WHAT YOU NEED TO DO:
Where the string "niet" occurs in the material below, report the whole line.

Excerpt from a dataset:
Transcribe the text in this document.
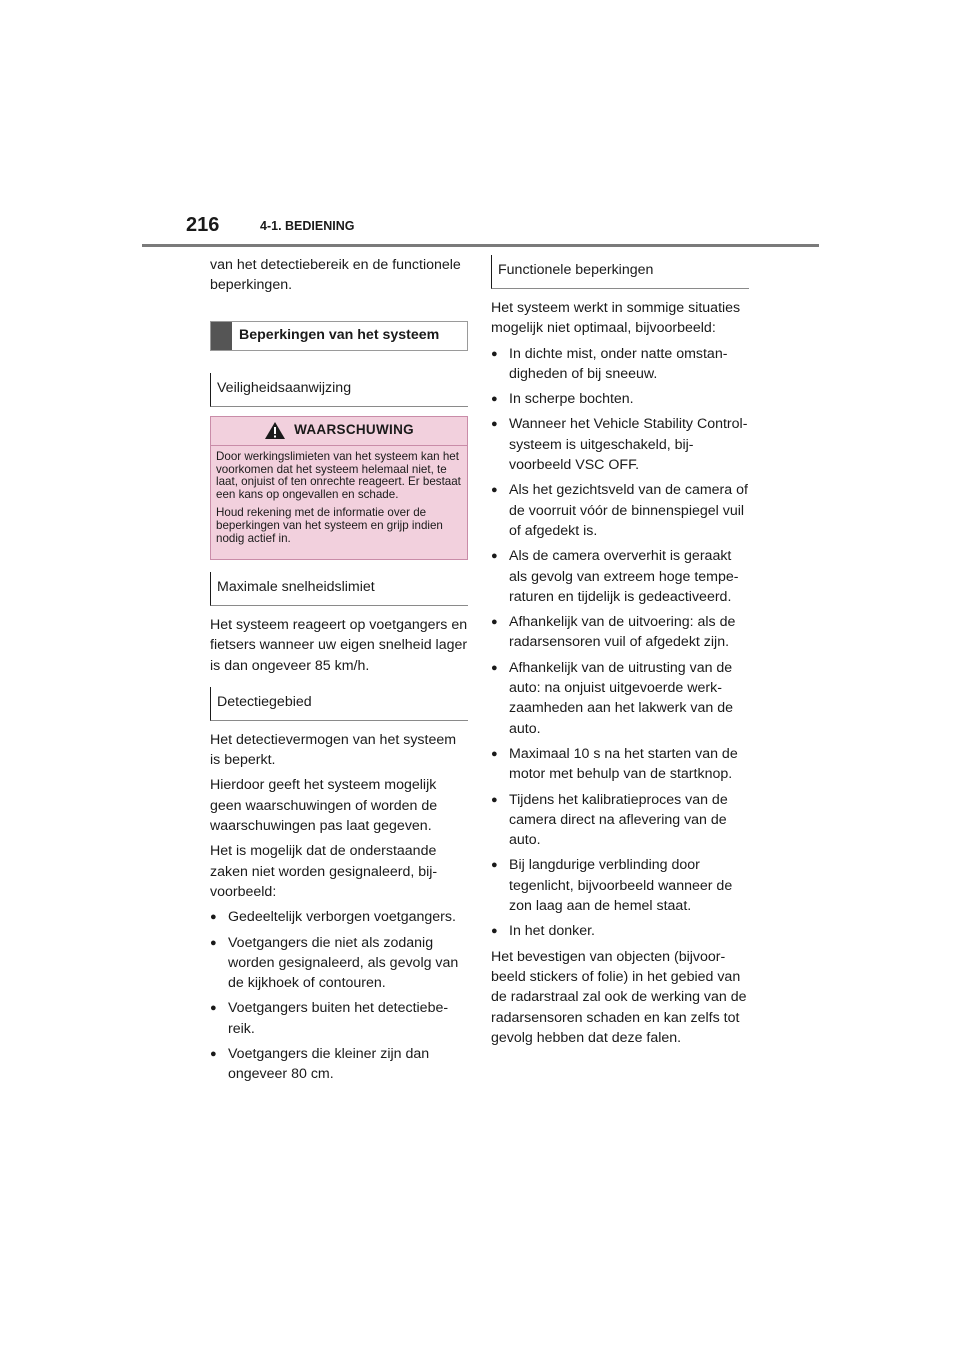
216	4-1. BEDIENING

van het detectiebereik en de functionele beperkingen.

Beperkingen van het systeem
Veiligheidsaanwijzing
WAARSCHUWING

Door werkingslimieten van het systeem kan het voorkomen dat het systeem helemaal niet, te laat, onjuist of ten onrechte reageert. Er bestaat een kans op ongevallen en schade.

Houd rekening met de informatie over de beperkingen van het systeem en grijp indien nodig actief in.

Maximale snelheidslimiet

Het systeem reageert op voetgangers en fietsers wanneer uw eigen snelheid lager is dan ongeveer 85 km/h.

Detectiegebied

Het detectievermogen van het systeem is beperkt.

Hierdoor geeft het systeem mogelijk geen waarschuwingen of worden de waarschuwingen pas laat gegeven.

Het is mogelijk dat de onderstaande zaken niet worden gesignaleerd, bijvoorbeeld:

● Gedeeltelijk verborgen voetgangers.
● Voetgangers die niet als zodanig worden gesignaleerd, als gevolg van de kijkhoek of contouren.
● Voetgangers buiten het detectiebereik.
● Voetgangers die kleiner zijn dan ongeveer 80 cm.
Functionele beperkingen

Het systeem werkt in sommige situaties mogelijk niet optimaal, bijvoorbeeld:

● In dichte mist, onder natte omstandigheden of bij sneeuw.
● In scherpe bochten.
● Wanneer het Vehicle Stability Control-systeem is uitgeschakeld, bijvoorbeeld VSC OFF.
● Als het gezichtsveld van de camera of de voorruit vóór de binnenspiegel vuil of afgedekt is.
● Als de camera oververhit is geraakt als gevolg van extreem hoge temperaturen en tijdelijk is gedeactiveerd.
● Afhankelijk van de uitvoering: als de radarsensoren vuil of afgedekt zijn.
● Afhankelijk van de uitrusting van de auto: na onjuist uitgevoerde werkzaamheden aan het lakwerk van de auto.
● Maximaal 10 s na het starten van de motor met behulp van de startknop.
● Tijdens het kalibratieproces van de camera direct na aflevering van de auto.
● Bij langdurige verblinding door tegenlicht, bijvoorbeeld wanneer de zon laag aan de hemel staat.
● In het donker.

Het bevestigen van objecten (bijvoorbeeld stickers of folie) in het gebied van de radarstraal zal ook de werking van de radarsensoren schaden en kan zelfs tot gevolg hebben dat deze falen.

EXERCISE ANSWER:
Door werkingslimieten van het systeem kan het voorkomen dat het systeem helemaal niet, te laat, onjuist of ten onrechte reageert. Er bestaat een kans op ongevallen en schade.
Het is mogelijk dat de onderstaande zaken niet worden gesignaleerd, bijvoorbeeld:
● Voetgangers die niet als zodanig worden gesignaleerd, als gevolg van de kijkhoek of contouren.
Het systeem werkt in sommige situaties mogelijk niet optimaal, bijvoorbeeld:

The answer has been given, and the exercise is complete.